[Your goal]
In how many lines does the string "levels" appear? Answer with the number only.

[Records from a data collection]
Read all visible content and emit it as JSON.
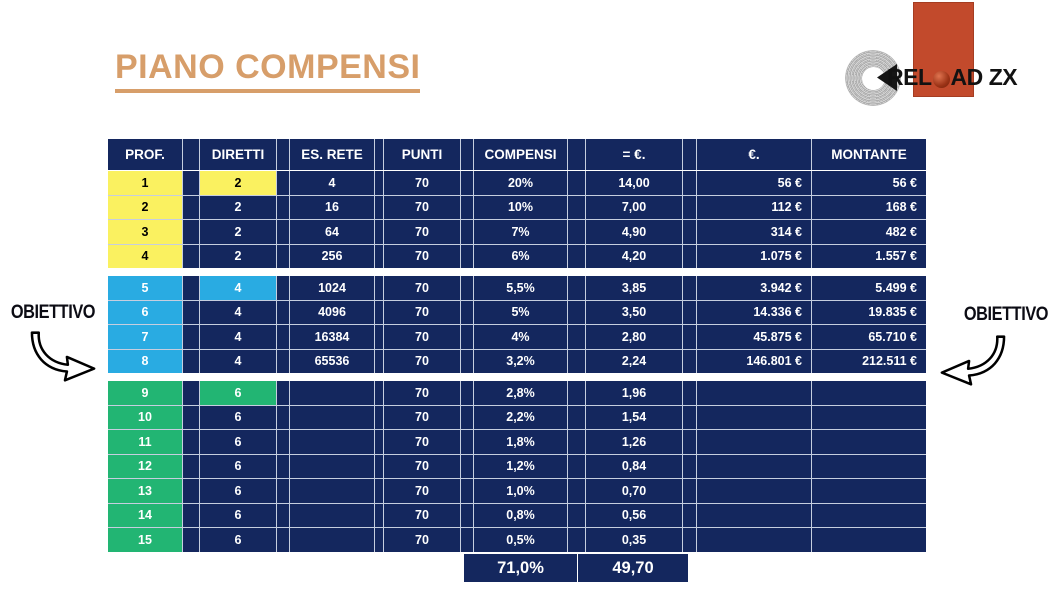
{
  "title": "PIANO COMPENSI",
  "logo": {
    "text_before_o": "REL",
    "text_after_o": "AD",
    "suffix": "ZX",
    "rect_color": "#c24a2c",
    "sphere_color": "#9c3316"
  },
  "obiettivo": {
    "left_label": "OBIETTIVO",
    "right_label": "OBIETTIVO"
  },
  "colors": {
    "navy": "#14275e",
    "yellow": "#faf160",
    "cyan": "#29abe2",
    "green": "#22b573",
    "title_accent": "#d79e6a",
    "grid_line": "#c6cedf"
  },
  "table": {
    "headers": [
      "PROF.",
      "DIRETTI",
      "ES. RETE",
      "PUNTI",
      "COMPENSI",
      "= €.",
      "€.",
      "MONTANTE"
    ],
    "sections": [
      {
        "name": "levels-1-4",
        "highlight_color": "#faf160",
        "highlight_text_color": "#000000",
        "rows": [
          [
            "1",
            "2",
            "4",
            "70",
            "20%",
            "14,00",
            "56 €",
            "56 €"
          ],
          [
            "2",
            "2",
            "16",
            "70",
            "10%",
            "7,00",
            "112 €",
            "168 €"
          ],
          [
            "3",
            "2",
            "64",
            "70",
            "7%",
            "4,90",
            "314 €",
            "482 €"
          ],
          [
            "4",
            "2",
            "256",
            "70",
            "6%",
            "4,20",
            "1.075 €",
            "1.557 €"
          ]
        ]
      },
      {
        "name": "levels-5-8",
        "highlight_color": "#29abe2",
        "highlight_text_color": "#ffffff",
        "rows": [
          [
            "5",
            "4",
            "1024",
            "70",
            "5,5%",
            "3,85",
            "3.942 €",
            "5.499 €"
          ],
          [
            "6",
            "4",
            "4096",
            "70",
            "5%",
            "3,50",
            "14.336 €",
            "19.835 €"
          ],
          [
            "7",
            "4",
            "16384",
            "70",
            "4%",
            "2,80",
            "45.875 €",
            "65.710 €"
          ],
          [
            "8",
            "4",
            "65536",
            "70",
            "3,2%",
            "2,24",
            "146.801 €",
            "212.511 €"
          ]
        ]
      },
      {
        "name": "levels-9-15",
        "highlight_color": "#22b573",
        "highlight_text_color": "#ffffff",
        "rows": [
          [
            "9",
            "6",
            "",
            "70",
            "2,8%",
            "1,96",
            "",
            ""
          ],
          [
            "10",
            "6",
            "",
            "70",
            "2,2%",
            "1,54",
            "",
            ""
          ],
          [
            "11",
            "6",
            "",
            "70",
            "1,8%",
            "1,26",
            "",
            ""
          ],
          [
            "12",
            "6",
            "",
            "70",
            "1,2%",
            "0,84",
            "",
            ""
          ],
          [
            "13",
            "6",
            "",
            "70",
            "1,0%",
            "0,70",
            "",
            ""
          ],
          [
            "14",
            "6",
            "",
            "70",
            "0,8%",
            "0,56",
            "",
            ""
          ],
          [
            "15",
            "6",
            "",
            "70",
            "0,5%",
            "0,35",
            "",
            ""
          ]
        ]
      }
    ],
    "totals": {
      "compensi_total": "71,0%",
      "eq_total": "49,70"
    }
  }
}
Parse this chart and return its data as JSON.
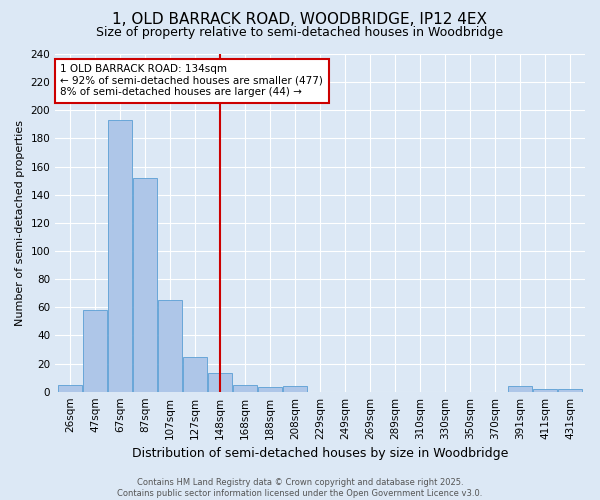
{
  "title": "1, OLD BARRACK ROAD, WOODBRIDGE, IP12 4EX",
  "subtitle": "Size of property relative to semi-detached houses in Woodbridge",
  "xlabel": "Distribution of semi-detached houses by size in Woodbridge",
  "ylabel": "Number of semi-detached properties",
  "property_label": "1 OLD BARRACK ROAD: 134sqm",
  "pct_smaller": 92,
  "count_smaller": 477,
  "pct_larger": 8,
  "count_larger": 44,
  "bin_labels": [
    "26sqm",
    "47sqm",
    "67sqm",
    "87sqm",
    "107sqm",
    "127sqm",
    "148sqm",
    "168sqm",
    "188sqm",
    "208sqm",
    "229sqm",
    "249sqm",
    "269sqm",
    "289sqm",
    "310sqm",
    "330sqm",
    "350sqm",
    "370sqm",
    "391sqm",
    "411sqm",
    "431sqm"
  ],
  "bin_values": [
    5,
    58,
    193,
    152,
    65,
    25,
    13,
    5,
    3,
    4,
    0,
    0,
    0,
    0,
    0,
    0,
    0,
    0,
    4,
    2,
    2
  ],
  "bar_color": "#aec6e8",
  "bar_edge_color": "#5a9fd4",
  "vline_x_index": 6.0,
  "vline_color": "#cc0000",
  "annotation_box_color": "#cc0000",
  "ylim": [
    0,
    240
  ],
  "yticks": [
    0,
    20,
    40,
    60,
    80,
    100,
    120,
    140,
    160,
    180,
    200,
    220,
    240
  ],
  "background_color": "#dce8f5",
  "footer": "Contains HM Land Registry data © Crown copyright and database right 2025.\nContains public sector information licensed under the Open Government Licence v3.0.",
  "title_fontsize": 11,
  "subtitle_fontsize": 9,
  "ylabel_fontsize": 8,
  "xlabel_fontsize": 9,
  "tick_fontsize": 7.5,
  "footer_fontsize": 6,
  "annotation_fontsize": 7.5
}
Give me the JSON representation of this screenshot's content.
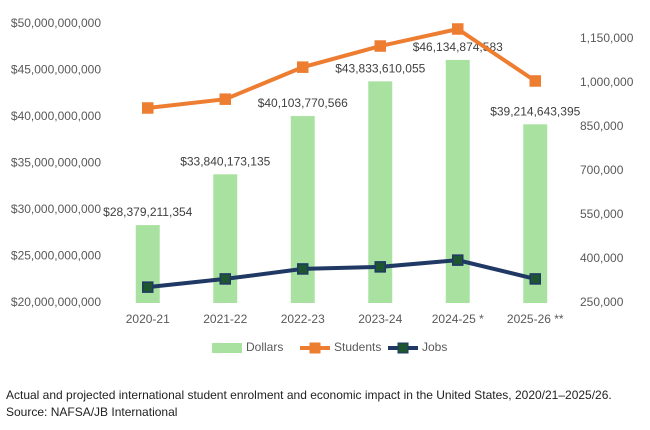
{
  "chart_data": {
    "type": "bar",
    "categories": [
      "2020-21",
      "2021-22",
      "2022-23",
      "2023-24",
      "2024-25 *",
      "2025-26 **"
    ],
    "series": [
      {
        "name": "Dollars",
        "type": "bar",
        "axis": "y",
        "color": "#a9e2a0",
        "values": [
          28379211354,
          33840173135,
          40103770566,
          43833610055,
          46134874583,
          39214643395
        ],
        "value_labels": [
          "$28,379,211,354",
          "$33,840,173,135",
          "$40,103,770,566",
          "$43,833,610,055",
          "$46,134,874,583",
          "$39,214,643,395"
        ]
      },
      {
        "name": "Students",
        "type": "line",
        "axis": "y2",
        "color": "#ed7d31",
        "marker_color": "#ed7d31",
        "values": [
          914000,
          944000,
          1053000,
          1125000,
          1183000,
          1006000
        ]
      },
      {
        "name": "Jobs",
        "type": "line",
        "axis": "y2",
        "color": "#1f3864",
        "marker_color": "#1e5631",
        "values": [
          304000,
          332000,
          366000,
          373000,
          396000,
          332000
        ]
      }
    ],
    "ylim": [
      20000000000,
      50000000000
    ],
    "yticks": [
      {
        "value": 20000000000,
        "label": "$20,000,000,000"
      },
      {
        "value": 25000000000,
        "label": "$25,000,000,000"
      },
      {
        "value": 30000000000,
        "label": "$30,000,000,000"
      },
      {
        "value": 35000000000,
        "label": "$35,000,000,000"
      },
      {
        "value": 40000000000,
        "label": "$40,000,000,000"
      },
      {
        "value": 45000000000,
        "label": "$45,000,000,000"
      },
      {
        "value": 50000000000,
        "label": "$50,000,000,000"
      }
    ],
    "y2lim": [
      250000,
      1200000
    ],
    "y2ticks": [
      {
        "value": 250000,
        "label": "250,000"
      },
      {
        "value": 400000,
        "label": "400,000"
      },
      {
        "value": 550000,
        "label": "550,000"
      },
      {
        "value": 700000,
        "label": "700,000"
      },
      {
        "value": 850000,
        "label": "850,000"
      },
      {
        "value": 1000000,
        "label": "1,000,000"
      },
      {
        "value": 1150000,
        "label": "1,150,000"
      }
    ],
    "grid": false,
    "legend": "bottom",
    "caption": "Actual and projected international student enrolment and economic impact in the United States, 2020/21–2025/26.",
    "source": "Source: NAFSA/JB International"
  }
}
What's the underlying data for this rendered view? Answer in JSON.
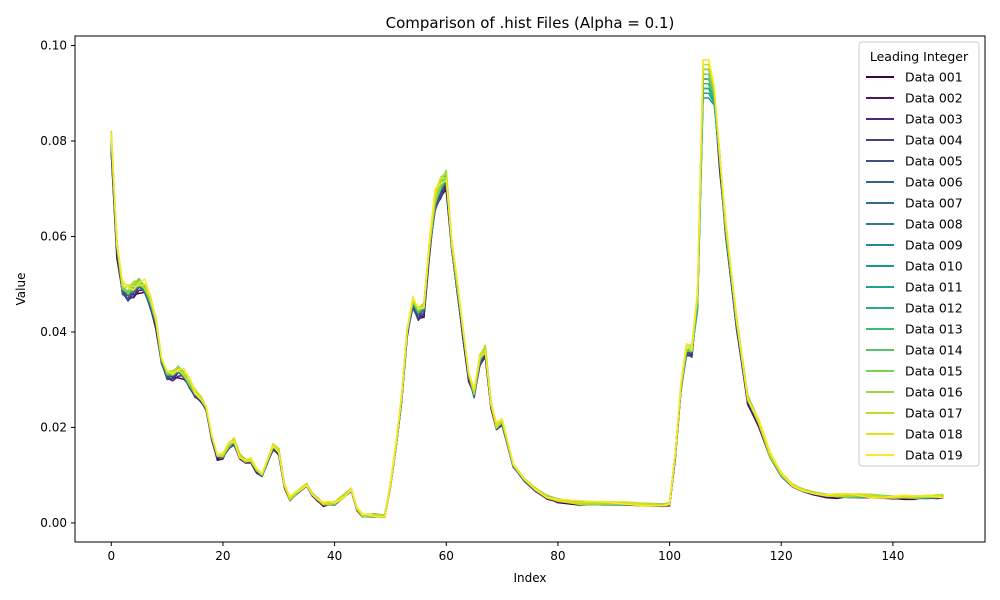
{
  "chart_data": {
    "type": "line",
    "title": "Comparison of .hist Files (Alpha = 0.1)",
    "xlabel": "Index",
    "ylabel": "Value",
    "xlim": [
      -6.5,
      156.5
    ],
    "ylim": [
      -0.004,
      0.102
    ],
    "xticks": [
      0,
      20,
      40,
      60,
      80,
      100,
      120,
      140
    ],
    "xtick_labels": [
      "0",
      "20",
      "40",
      "60",
      "80",
      "100",
      "120",
      "140"
    ],
    "yticks": [
      0.0,
      0.02,
      0.04,
      0.06,
      0.08,
      0.1
    ],
    "ytick_labels": [
      "0.00",
      "0.02",
      "0.04",
      "0.06",
      "0.08",
      "0.10"
    ],
    "grid": false,
    "legend": {
      "title": "Leading Integer",
      "placement": "top-right"
    },
    "base_curve": {
      "x": [
        0,
        1,
        2,
        3,
        4,
        5,
        6,
        7,
        8,
        9,
        10,
        11,
        12,
        13,
        14,
        15,
        16,
        17,
        18,
        19,
        20,
        21,
        22,
        23,
        24,
        25,
        26,
        27,
        28,
        29,
        30,
        31,
        32,
        33,
        34,
        35,
        36,
        37,
        38,
        39,
        40,
        41,
        42,
        43,
        44,
        45,
        46,
        47,
        48,
        49,
        50,
        51,
        52,
        53,
        54,
        55,
        56,
        57,
        58,
        59,
        60,
        61,
        62,
        63,
        64,
        65,
        66,
        67,
        68,
        69,
        70,
        72,
        74,
        76,
        78,
        80,
        84,
        88,
        92,
        96,
        99,
        100,
        101,
        102,
        103,
        104,
        105,
        106,
        107,
        108,
        109,
        110,
        112,
        114,
        116,
        118,
        120,
        122,
        124,
        126,
        128,
        130,
        132,
        134,
        136,
        138,
        140,
        142,
        144,
        146,
        148,
        149
      ],
      "y": [
        0.08,
        0.058,
        0.049,
        0.048,
        0.049,
        0.05,
        0.049,
        0.046,
        0.042,
        0.034,
        0.031,
        0.031,
        0.032,
        0.031,
        0.029,
        0.027,
        0.026,
        0.024,
        0.018,
        0.014,
        0.014,
        0.016,
        0.017,
        0.014,
        0.013,
        0.013,
        0.011,
        0.01,
        0.013,
        0.016,
        0.015,
        0.008,
        0.005,
        0.006,
        0.007,
        0.008,
        0.006,
        0.005,
        0.004,
        0.004,
        0.004,
        0.005,
        0.006,
        0.007,
        0.003,
        0.0015,
        0.0015,
        0.0015,
        0.0015,
        0.0015,
        0.008,
        0.016,
        0.026,
        0.04,
        0.046,
        0.044,
        0.045,
        0.058,
        0.067,
        0.07,
        0.072,
        0.058,
        0.049,
        0.04,
        0.031,
        0.027,
        0.034,
        0.036,
        0.025,
        0.02,
        0.021,
        0.012,
        0.009,
        0.007,
        0.0055,
        0.0048,
        0.0041,
        0.004,
        0.004,
        0.0038,
        0.0038,
        0.004,
        0.014,
        0.028,
        0.036,
        0.036,
        0.045,
        0.09,
        0.09,
        0.088,
        0.076,
        0.062,
        0.042,
        0.026,
        0.021,
        0.014,
        0.01,
        0.0078,
        0.0068,
        0.0062,
        0.0058,
        0.0057,
        0.0056,
        0.0056,
        0.0056,
        0.0055,
        0.0054,
        0.0054,
        0.0053,
        0.0054,
        0.0055,
        0.0056
      ]
    },
    "series": [
      {
        "name": "Data 001",
        "color": "#440154",
        "peak": 0.092
      },
      {
        "name": "Data 002",
        "color": "#481769",
        "peak": 0.093
      },
      {
        "name": "Data 003",
        "color": "#472a7a",
        "peak": 0.094
      },
      {
        "name": "Data 004",
        "color": "#433d84",
        "peak": 0.095
      },
      {
        "name": "Data 005",
        "color": "#3d4e8a",
        "peak": 0.094
      },
      {
        "name": "Data 006",
        "color": "#355e8d",
        "peak": 0.093
      },
      {
        "name": "Data 007",
        "color": "#2e6d8e",
        "peak": 0.092
      },
      {
        "name": "Data 008",
        "color": "#297b8e",
        "peak": 0.091
      },
      {
        "name": "Data 009",
        "color": "#23898e",
        "peak": 0.09
      },
      {
        "name": "Data 010",
        "color": "#1f968b",
        "peak": 0.089
      },
      {
        "name": "Data 011",
        "color": "#20a386",
        "peak": 0.09
      },
      {
        "name": "Data 012",
        "color": "#29af7f",
        "peak": 0.091
      },
      {
        "name": "Data 013",
        "color": "#3dbc74",
        "peak": 0.092
      },
      {
        "name": "Data 014",
        "color": "#56c667",
        "peak": 0.093
      },
      {
        "name": "Data 015",
        "color": "#75d054",
        "peak": 0.094
      },
      {
        "name": "Data 016",
        "color": "#95d840",
        "peak": 0.095
      },
      {
        "name": "Data 017",
        "color": "#bade28",
        "peak": 0.096
      },
      {
        "name": "Data 018",
        "color": "#dde318",
        "peak": 0.097
      },
      {
        "name": "Data 019",
        "color": "#fde725",
        "peak": 0.097
      }
    ]
  }
}
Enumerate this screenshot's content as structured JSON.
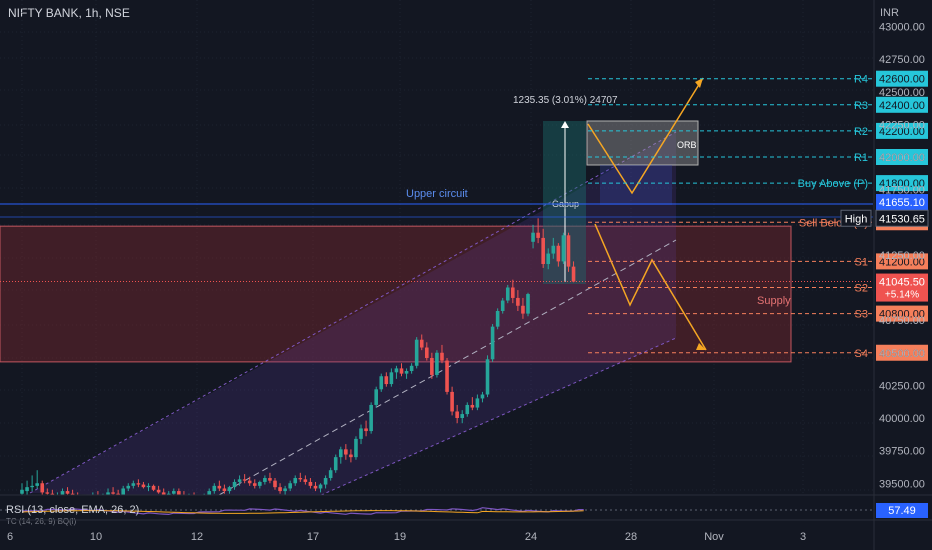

[Full output]
3